WHAT IS NEEDED: Count the lines below that contain the word "Value" and give only that number.

(Data extracted from a collection)
----------------

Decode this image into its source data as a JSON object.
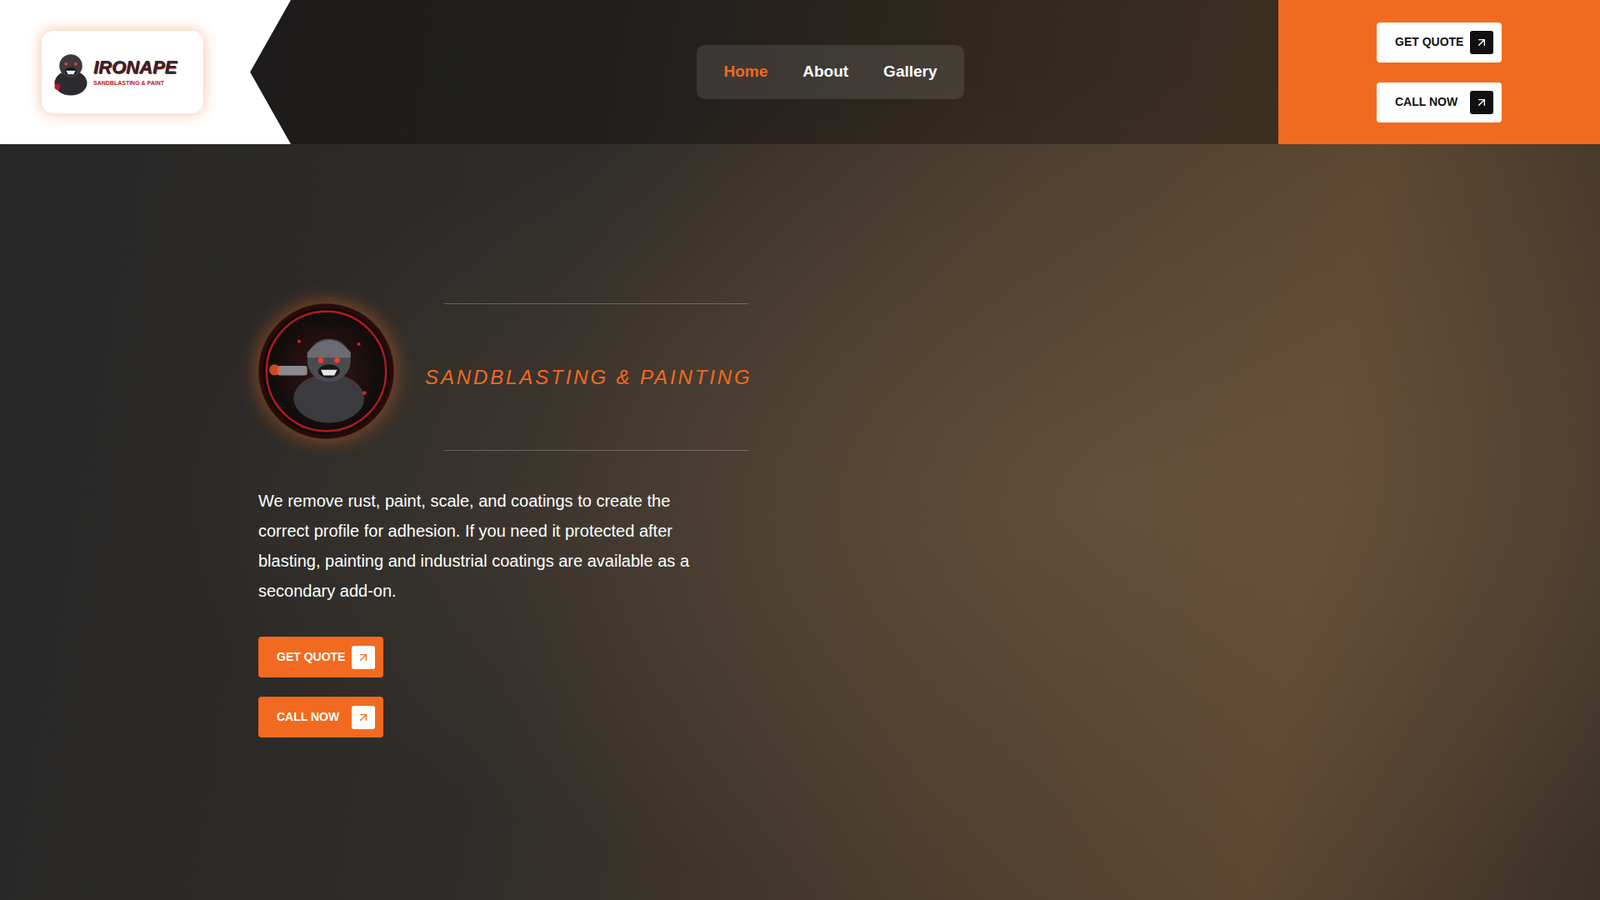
{
  "logo": {
    "name": "IRONAPE",
    "tagline": "SANDBLASTING & PAINT"
  },
  "nav": [
    {
      "label": "Home",
      "selected": true
    },
    {
      "label": "About",
      "selected": false
    },
    {
      "label": "Gallery",
      "selected": false
    }
  ],
  "header_buttons": [
    "GET QUOTE",
    "CALL NOW"
  ],
  "hero": {
    "title": "SANDBLASTING & PAINTING",
    "description": "We remove rust, paint, scale, and coatings to create the correct profile for adhesion. If you need it protected after blasting, painting and industrial coatings are available as a secondary add-on.",
    "buttons": [
      "GET QUOTE",
      "CALL NOW"
    ]
  }
}
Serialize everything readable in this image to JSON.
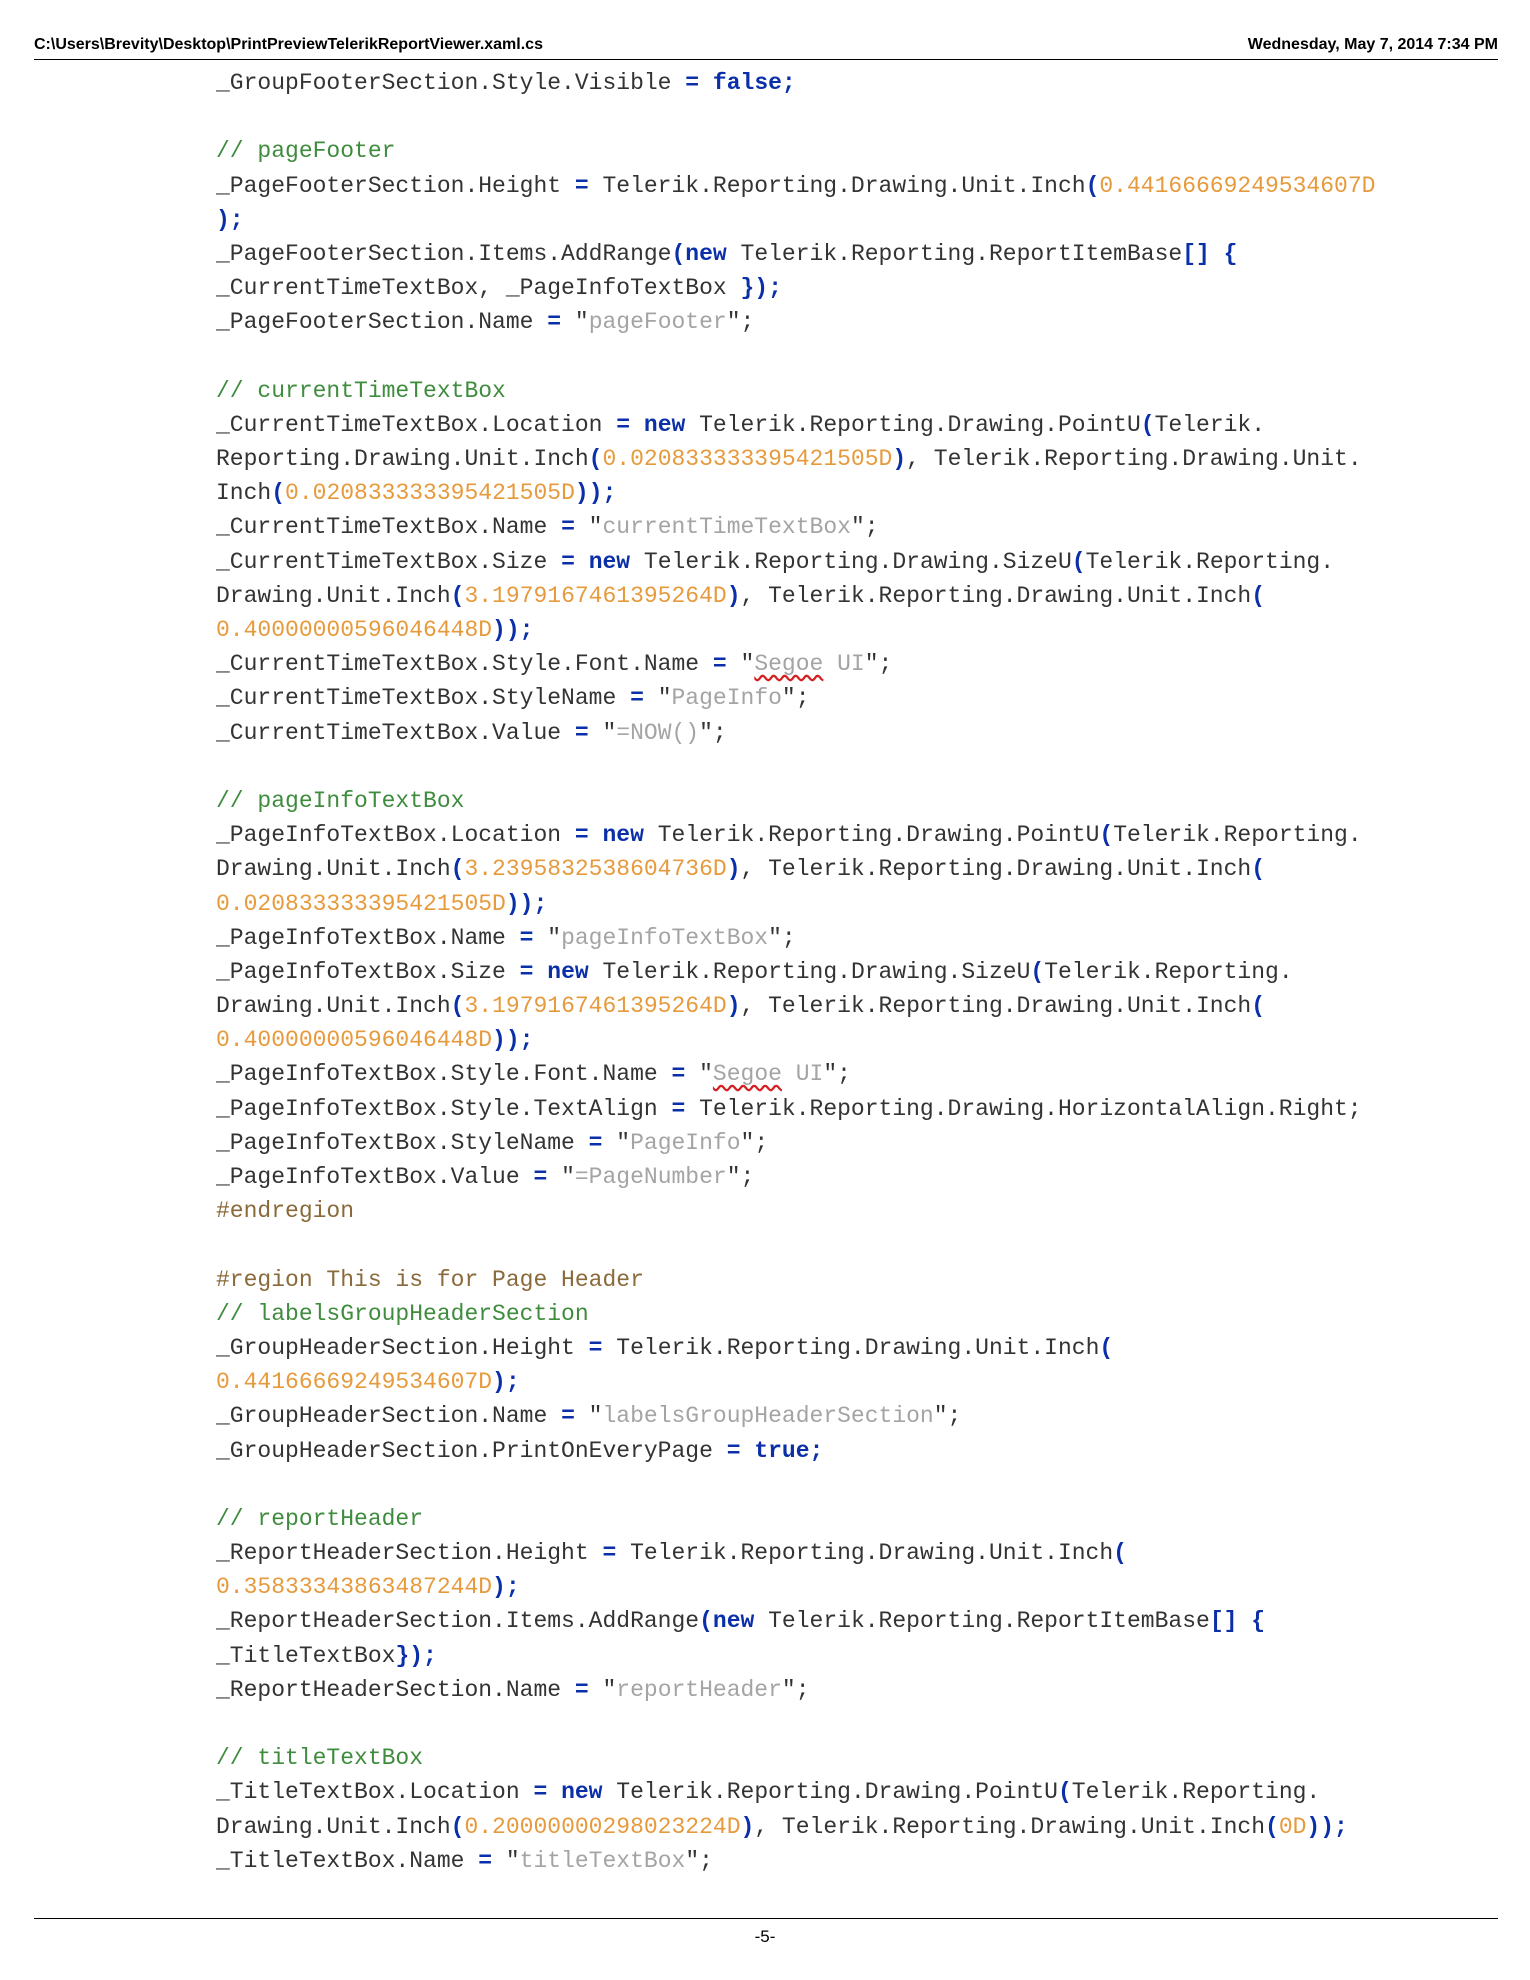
{
  "header": {
    "file_path": "C:\\Users\\Brevity\\Desktop\\PrintPreviewTelerikReportViewer.xaml.cs",
    "date": "Wednesday, May 7, 2014 7:34 PM"
  },
  "footer": {
    "page_number": "-5-"
  },
  "code_lines": [
    [
      [
        "id",
        "_GroupFooterSection.Style.Visible "
      ],
      [
        "pn",
        "="
      ],
      [
        "id",
        " "
      ],
      [
        "kw",
        "false"
      ],
      [
        "pn",
        ";"
      ]
    ],
    [],
    [
      [
        "cm",
        "// pageFooter"
      ]
    ],
    [
      [
        "id",
        "_PageFooterSection.Height "
      ],
      [
        "pn",
        "="
      ],
      [
        "id",
        " Telerik.Reporting.Drawing.Unit.Inch"
      ],
      [
        "pn",
        "("
      ],
      [
        "nm",
        "0.44166669249534607D"
      ]
    ],
    [
      [
        "pn",
        ");"
      ]
    ],
    [
      [
        "id",
        "_PageFooterSection.Items.AddRange"
      ],
      [
        "pn",
        "("
      ],
      [
        "kw",
        "new"
      ],
      [
        "id",
        " Telerik.Reporting.ReportItemBase"
      ],
      [
        "pn",
        "[] {"
      ]
    ],
    [
      [
        "id",
        "_CurrentTimeTextBox, _PageInfoTextBox "
      ],
      [
        "pn",
        "});"
      ]
    ],
    [
      [
        "id",
        "_PageFooterSection.Name "
      ],
      [
        "pn",
        "="
      ],
      [
        "id",
        " \""
      ],
      [
        "st",
        "pageFooter"
      ],
      [
        "id",
        "\";"
      ]
    ],
    [],
    [
      [
        "cm",
        "// currentTimeTextBox"
      ]
    ],
    [
      [
        "id",
        "_CurrentTimeTextBox.Location "
      ],
      [
        "pn",
        "="
      ],
      [
        "id",
        " "
      ],
      [
        "kw",
        "new"
      ],
      [
        "id",
        " Telerik.Reporting.Drawing.PointU"
      ],
      [
        "pn",
        "("
      ],
      [
        "id",
        "Telerik."
      ]
    ],
    [
      [
        "id",
        "Reporting.Drawing.Unit.Inch"
      ],
      [
        "pn",
        "("
      ],
      [
        "nm",
        "0.020833333395421505D"
      ],
      [
        "pn",
        ")"
      ],
      [
        "id",
        ", Telerik.Reporting.Drawing.Unit."
      ]
    ],
    [
      [
        "id",
        "Inch"
      ],
      [
        "pn",
        "("
      ],
      [
        "nm",
        "0.020833333395421505D"
      ],
      [
        "pn",
        "));"
      ]
    ],
    [
      [
        "id",
        "_CurrentTimeTextBox.Name "
      ],
      [
        "pn",
        "="
      ],
      [
        "id",
        " \""
      ],
      [
        "st",
        "currentTimeTextBox"
      ],
      [
        "id",
        "\";"
      ]
    ],
    [
      [
        "id",
        "_CurrentTimeTextBox.Size "
      ],
      [
        "pn",
        "="
      ],
      [
        "id",
        " "
      ],
      [
        "kw",
        "new"
      ],
      [
        "id",
        " Telerik.Reporting.Drawing.SizeU"
      ],
      [
        "pn",
        "("
      ],
      [
        "id",
        "Telerik.Reporting."
      ]
    ],
    [
      [
        "id",
        "Drawing.Unit.Inch"
      ],
      [
        "pn",
        "("
      ],
      [
        "nm",
        "3.1979167461395264D"
      ],
      [
        "pn",
        ")"
      ],
      [
        "id",
        ", Telerik.Reporting.Drawing.Unit.Inch"
      ],
      [
        "pn",
        "("
      ]
    ],
    [
      [
        "nm",
        "0.40000000596046448D"
      ],
      [
        "pn",
        "));"
      ]
    ],
    [
      [
        "id",
        "_CurrentTimeTextBox.Style.Font.Name "
      ],
      [
        "pn",
        "="
      ],
      [
        "id",
        " \""
      ],
      [
        "sq",
        "Segoe"
      ],
      [
        "st",
        " UI"
      ],
      [
        "id",
        "\";"
      ]
    ],
    [
      [
        "id",
        "_CurrentTimeTextBox.StyleName "
      ],
      [
        "pn",
        "="
      ],
      [
        "id",
        " \""
      ],
      [
        "st",
        "PageInfo"
      ],
      [
        "id",
        "\";"
      ]
    ],
    [
      [
        "id",
        "_CurrentTimeTextBox.Value "
      ],
      [
        "pn",
        "="
      ],
      [
        "id",
        " \""
      ],
      [
        "st",
        "=NOW()"
      ],
      [
        "id",
        "\";"
      ]
    ],
    [],
    [
      [
        "cm",
        "// pageInfoTextBox"
      ]
    ],
    [
      [
        "id",
        "_PageInfoTextBox.Location "
      ],
      [
        "pn",
        "="
      ],
      [
        "id",
        " "
      ],
      [
        "kw",
        "new"
      ],
      [
        "id",
        " Telerik.Reporting.Drawing.PointU"
      ],
      [
        "pn",
        "("
      ],
      [
        "id",
        "Telerik.Reporting."
      ]
    ],
    [
      [
        "id",
        "Drawing.Unit.Inch"
      ],
      [
        "pn",
        "("
      ],
      [
        "nm",
        "3.2395832538604736D"
      ],
      [
        "pn",
        ")"
      ],
      [
        "id",
        ", Telerik.Reporting.Drawing.Unit.Inch"
      ],
      [
        "pn",
        "("
      ]
    ],
    [
      [
        "nm",
        "0.020833333395421505D"
      ],
      [
        "pn",
        "));"
      ]
    ],
    [
      [
        "id",
        "_PageInfoTextBox.Name "
      ],
      [
        "pn",
        "="
      ],
      [
        "id",
        " \""
      ],
      [
        "st",
        "pageInfoTextBox"
      ],
      [
        "id",
        "\";"
      ]
    ],
    [
      [
        "id",
        "_PageInfoTextBox.Size "
      ],
      [
        "pn",
        "="
      ],
      [
        "id",
        " "
      ],
      [
        "kw",
        "new"
      ],
      [
        "id",
        " Telerik.Reporting.Drawing.SizeU"
      ],
      [
        "pn",
        "("
      ],
      [
        "id",
        "Telerik.Reporting."
      ]
    ],
    [
      [
        "id",
        "Drawing.Unit.Inch"
      ],
      [
        "pn",
        "("
      ],
      [
        "nm",
        "3.1979167461395264D"
      ],
      [
        "pn",
        ")"
      ],
      [
        "id",
        ", Telerik.Reporting.Drawing.Unit.Inch"
      ],
      [
        "pn",
        "("
      ]
    ],
    [
      [
        "nm",
        "0.40000000596046448D"
      ],
      [
        "pn",
        "));"
      ]
    ],
    [
      [
        "id",
        "_PageInfoTextBox.Style.Font.Name "
      ],
      [
        "pn",
        "="
      ],
      [
        "id",
        " \""
      ],
      [
        "sq",
        "Segoe"
      ],
      [
        "st",
        " UI"
      ],
      [
        "id",
        "\";"
      ]
    ],
    [
      [
        "id",
        "_PageInfoTextBox.Style.TextAlign "
      ],
      [
        "pn",
        "="
      ],
      [
        "id",
        " Telerik.Reporting.Drawing.HorizontalAlign.Right;"
      ]
    ],
    [
      [
        "id",
        "_PageInfoTextBox.StyleName "
      ],
      [
        "pn",
        "="
      ],
      [
        "id",
        " \""
      ],
      [
        "st",
        "PageInfo"
      ],
      [
        "id",
        "\";"
      ]
    ],
    [
      [
        "id",
        "_PageInfoTextBox.Value "
      ],
      [
        "pn",
        "="
      ],
      [
        "id",
        " \""
      ],
      [
        "st",
        "=PageNumber"
      ],
      [
        "id",
        "\";"
      ]
    ],
    [
      [
        "pp",
        "#endregion"
      ]
    ],
    [],
    [
      [
        "pp",
        "#region This is for Page Header"
      ]
    ],
    [
      [
        "cm",
        "// labelsGroupHeaderSection"
      ]
    ],
    [
      [
        "id",
        "_GroupHeaderSection.Height "
      ],
      [
        "pn",
        "="
      ],
      [
        "id",
        " Telerik.Reporting.Drawing.Unit.Inch"
      ],
      [
        "pn",
        "("
      ]
    ],
    [
      [
        "nm",
        "0.44166669249534607D"
      ],
      [
        "pn",
        ");"
      ]
    ],
    [
      [
        "id",
        "_GroupHeaderSection.Name "
      ],
      [
        "pn",
        "="
      ],
      [
        "id",
        " \""
      ],
      [
        "st",
        "labelsGroupHeaderSection"
      ],
      [
        "id",
        "\";"
      ]
    ],
    [
      [
        "id",
        "_GroupHeaderSection.PrintOnEveryPage "
      ],
      [
        "pn",
        "="
      ],
      [
        "id",
        " "
      ],
      [
        "kw",
        "true"
      ],
      [
        "pn",
        ";"
      ]
    ],
    [],
    [
      [
        "cm",
        "// reportHeader"
      ]
    ],
    [
      [
        "id",
        "_ReportHeaderSection.Height "
      ],
      [
        "pn",
        "="
      ],
      [
        "id",
        " Telerik.Reporting.Drawing.Unit.Inch"
      ],
      [
        "pn",
        "("
      ]
    ],
    [
      [
        "nm",
        "0.35833343863487244D"
      ],
      [
        "pn",
        ");"
      ]
    ],
    [
      [
        "id",
        "_ReportHeaderSection.Items.AddRange"
      ],
      [
        "pn",
        "("
      ],
      [
        "kw",
        "new"
      ],
      [
        "id",
        " Telerik.Reporting.ReportItemBase"
      ],
      [
        "pn",
        "[] {"
      ]
    ],
    [
      [
        "id",
        "_TitleTextBox"
      ],
      [
        "pn",
        "});"
      ]
    ],
    [
      [
        "id",
        "_ReportHeaderSection.Name "
      ],
      [
        "pn",
        "="
      ],
      [
        "id",
        " \""
      ],
      [
        "st",
        "reportHeader"
      ],
      [
        "id",
        "\";"
      ]
    ],
    [],
    [
      [
        "cm",
        "// titleTextBox"
      ]
    ],
    [
      [
        "id",
        "_TitleTextBox.Location "
      ],
      [
        "pn",
        "="
      ],
      [
        "id",
        " "
      ],
      [
        "kw",
        "new"
      ],
      [
        "id",
        " Telerik.Reporting.Drawing.PointU"
      ],
      [
        "pn",
        "("
      ],
      [
        "id",
        "Telerik.Reporting."
      ]
    ],
    [
      [
        "id",
        "Drawing.Unit.Inch"
      ],
      [
        "pn",
        "("
      ],
      [
        "nm",
        "0.20000000298023224D"
      ],
      [
        "pn",
        ")"
      ],
      [
        "id",
        ", Telerik.Reporting.Drawing.Unit.Inch"
      ],
      [
        "pn",
        "("
      ],
      [
        "nm",
        "0D"
      ],
      [
        "pn",
        "));"
      ]
    ],
    [
      [
        "id",
        "_TitleTextBox.Name "
      ],
      [
        "pn",
        "="
      ],
      [
        "id",
        " \""
      ],
      [
        "st",
        "titleTextBox"
      ],
      [
        "id",
        "\";"
      ]
    ]
  ]
}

----------------

EXERCISE OUTPUT: 2